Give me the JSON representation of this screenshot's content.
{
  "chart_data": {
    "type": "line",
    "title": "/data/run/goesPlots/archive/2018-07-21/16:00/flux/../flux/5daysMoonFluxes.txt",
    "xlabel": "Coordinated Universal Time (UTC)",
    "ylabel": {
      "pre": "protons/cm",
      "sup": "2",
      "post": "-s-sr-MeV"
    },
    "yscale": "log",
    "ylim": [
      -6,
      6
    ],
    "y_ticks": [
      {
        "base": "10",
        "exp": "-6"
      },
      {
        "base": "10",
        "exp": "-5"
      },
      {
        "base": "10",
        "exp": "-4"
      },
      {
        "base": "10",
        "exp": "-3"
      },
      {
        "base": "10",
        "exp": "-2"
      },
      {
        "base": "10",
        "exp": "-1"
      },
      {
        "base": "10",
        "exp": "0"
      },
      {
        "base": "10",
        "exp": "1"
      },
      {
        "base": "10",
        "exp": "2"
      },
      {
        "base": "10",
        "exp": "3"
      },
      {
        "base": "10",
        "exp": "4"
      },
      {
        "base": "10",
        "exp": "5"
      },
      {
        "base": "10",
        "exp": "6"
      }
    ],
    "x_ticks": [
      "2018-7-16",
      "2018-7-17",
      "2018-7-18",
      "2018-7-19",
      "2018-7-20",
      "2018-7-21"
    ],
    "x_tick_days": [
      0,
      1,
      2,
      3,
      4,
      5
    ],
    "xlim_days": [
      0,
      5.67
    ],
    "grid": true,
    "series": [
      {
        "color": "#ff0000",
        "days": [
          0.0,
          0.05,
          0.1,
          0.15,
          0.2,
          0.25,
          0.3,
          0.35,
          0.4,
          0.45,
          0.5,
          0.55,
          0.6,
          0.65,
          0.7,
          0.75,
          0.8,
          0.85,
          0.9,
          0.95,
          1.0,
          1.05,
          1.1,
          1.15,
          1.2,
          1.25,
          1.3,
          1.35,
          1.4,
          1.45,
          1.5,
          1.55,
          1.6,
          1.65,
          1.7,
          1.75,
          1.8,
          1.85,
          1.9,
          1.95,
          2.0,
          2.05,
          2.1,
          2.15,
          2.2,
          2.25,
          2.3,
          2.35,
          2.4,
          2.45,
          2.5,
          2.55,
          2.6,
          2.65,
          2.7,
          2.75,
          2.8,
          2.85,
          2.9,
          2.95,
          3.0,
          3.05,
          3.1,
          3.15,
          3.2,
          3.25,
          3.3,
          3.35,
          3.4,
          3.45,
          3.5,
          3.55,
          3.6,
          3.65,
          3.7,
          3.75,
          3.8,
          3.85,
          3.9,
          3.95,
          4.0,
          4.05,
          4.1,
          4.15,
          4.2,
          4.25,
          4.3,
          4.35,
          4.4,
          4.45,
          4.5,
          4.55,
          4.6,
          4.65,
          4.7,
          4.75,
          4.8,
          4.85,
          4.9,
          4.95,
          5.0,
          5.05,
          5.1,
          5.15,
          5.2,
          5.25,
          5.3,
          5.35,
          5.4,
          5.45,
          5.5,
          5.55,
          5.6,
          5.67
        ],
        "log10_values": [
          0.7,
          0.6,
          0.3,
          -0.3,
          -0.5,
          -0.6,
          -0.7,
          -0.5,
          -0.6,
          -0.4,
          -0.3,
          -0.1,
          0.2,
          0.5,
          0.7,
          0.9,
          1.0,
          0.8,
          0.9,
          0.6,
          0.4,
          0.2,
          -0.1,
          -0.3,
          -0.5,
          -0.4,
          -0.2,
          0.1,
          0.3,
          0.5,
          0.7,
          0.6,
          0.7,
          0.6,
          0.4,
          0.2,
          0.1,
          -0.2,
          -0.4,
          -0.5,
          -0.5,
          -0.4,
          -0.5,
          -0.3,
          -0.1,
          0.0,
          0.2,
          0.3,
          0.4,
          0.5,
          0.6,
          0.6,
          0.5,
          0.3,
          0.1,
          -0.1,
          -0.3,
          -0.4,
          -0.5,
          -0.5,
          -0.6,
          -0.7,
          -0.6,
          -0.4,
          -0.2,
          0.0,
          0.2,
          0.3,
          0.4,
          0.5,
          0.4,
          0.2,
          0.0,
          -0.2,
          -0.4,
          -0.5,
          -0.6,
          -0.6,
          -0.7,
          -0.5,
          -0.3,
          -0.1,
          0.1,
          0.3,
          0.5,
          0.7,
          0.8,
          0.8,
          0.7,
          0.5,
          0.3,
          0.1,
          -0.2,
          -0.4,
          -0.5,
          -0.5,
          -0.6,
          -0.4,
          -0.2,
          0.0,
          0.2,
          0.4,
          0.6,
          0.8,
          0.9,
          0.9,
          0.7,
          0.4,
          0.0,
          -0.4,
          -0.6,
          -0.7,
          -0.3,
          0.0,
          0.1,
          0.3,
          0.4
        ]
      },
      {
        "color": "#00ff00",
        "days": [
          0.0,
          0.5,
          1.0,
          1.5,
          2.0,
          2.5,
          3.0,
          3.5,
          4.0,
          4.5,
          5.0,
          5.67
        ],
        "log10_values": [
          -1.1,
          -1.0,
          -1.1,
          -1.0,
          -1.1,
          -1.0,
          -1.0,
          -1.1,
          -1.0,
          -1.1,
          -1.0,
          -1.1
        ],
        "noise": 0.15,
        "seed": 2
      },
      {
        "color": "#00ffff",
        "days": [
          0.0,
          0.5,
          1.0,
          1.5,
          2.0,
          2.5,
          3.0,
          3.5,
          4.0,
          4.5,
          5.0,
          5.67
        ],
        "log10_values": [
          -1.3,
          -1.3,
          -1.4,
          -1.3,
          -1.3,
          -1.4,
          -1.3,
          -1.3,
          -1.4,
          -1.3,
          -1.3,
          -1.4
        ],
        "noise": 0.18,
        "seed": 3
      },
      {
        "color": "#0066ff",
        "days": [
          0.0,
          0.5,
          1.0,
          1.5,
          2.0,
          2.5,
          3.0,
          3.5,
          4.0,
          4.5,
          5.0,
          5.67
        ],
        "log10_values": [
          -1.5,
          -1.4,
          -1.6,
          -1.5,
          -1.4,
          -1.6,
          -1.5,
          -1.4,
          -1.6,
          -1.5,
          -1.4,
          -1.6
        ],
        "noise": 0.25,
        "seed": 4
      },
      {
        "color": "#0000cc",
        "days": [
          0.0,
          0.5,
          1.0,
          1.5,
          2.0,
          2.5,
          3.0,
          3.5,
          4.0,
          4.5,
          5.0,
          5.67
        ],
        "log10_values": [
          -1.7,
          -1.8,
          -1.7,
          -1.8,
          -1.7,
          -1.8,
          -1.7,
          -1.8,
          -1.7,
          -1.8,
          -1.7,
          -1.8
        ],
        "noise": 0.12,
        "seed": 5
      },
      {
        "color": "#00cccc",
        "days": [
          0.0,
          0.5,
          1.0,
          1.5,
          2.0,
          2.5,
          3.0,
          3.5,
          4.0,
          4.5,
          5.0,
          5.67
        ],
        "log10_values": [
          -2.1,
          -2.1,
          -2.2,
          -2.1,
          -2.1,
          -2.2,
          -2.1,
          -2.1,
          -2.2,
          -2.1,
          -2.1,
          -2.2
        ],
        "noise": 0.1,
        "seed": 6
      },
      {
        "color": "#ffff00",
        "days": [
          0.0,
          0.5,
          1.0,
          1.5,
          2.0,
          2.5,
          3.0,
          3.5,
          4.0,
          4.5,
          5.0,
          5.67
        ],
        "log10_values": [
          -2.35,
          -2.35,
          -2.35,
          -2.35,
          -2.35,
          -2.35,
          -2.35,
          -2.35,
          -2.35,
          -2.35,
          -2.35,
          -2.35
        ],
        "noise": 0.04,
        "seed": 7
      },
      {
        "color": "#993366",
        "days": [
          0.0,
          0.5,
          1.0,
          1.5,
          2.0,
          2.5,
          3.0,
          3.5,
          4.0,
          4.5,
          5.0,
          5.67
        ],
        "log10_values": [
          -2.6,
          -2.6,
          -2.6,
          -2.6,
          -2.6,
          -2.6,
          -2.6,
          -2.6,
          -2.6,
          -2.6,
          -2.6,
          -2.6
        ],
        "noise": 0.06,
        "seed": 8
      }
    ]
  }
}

* [TASK TO CARRY OUT]: Look for lines containing the string "color" and copy them all.

* [OUTPUT]:
        "color": "#ff0000",
        "color": "#00ff00",
        "color": "#00ffff",
        "color": "#0066ff",
        "color": "#0000cc",
        "color": "#00cccc",
        "color": "#ffff00",
        "color": "#993366",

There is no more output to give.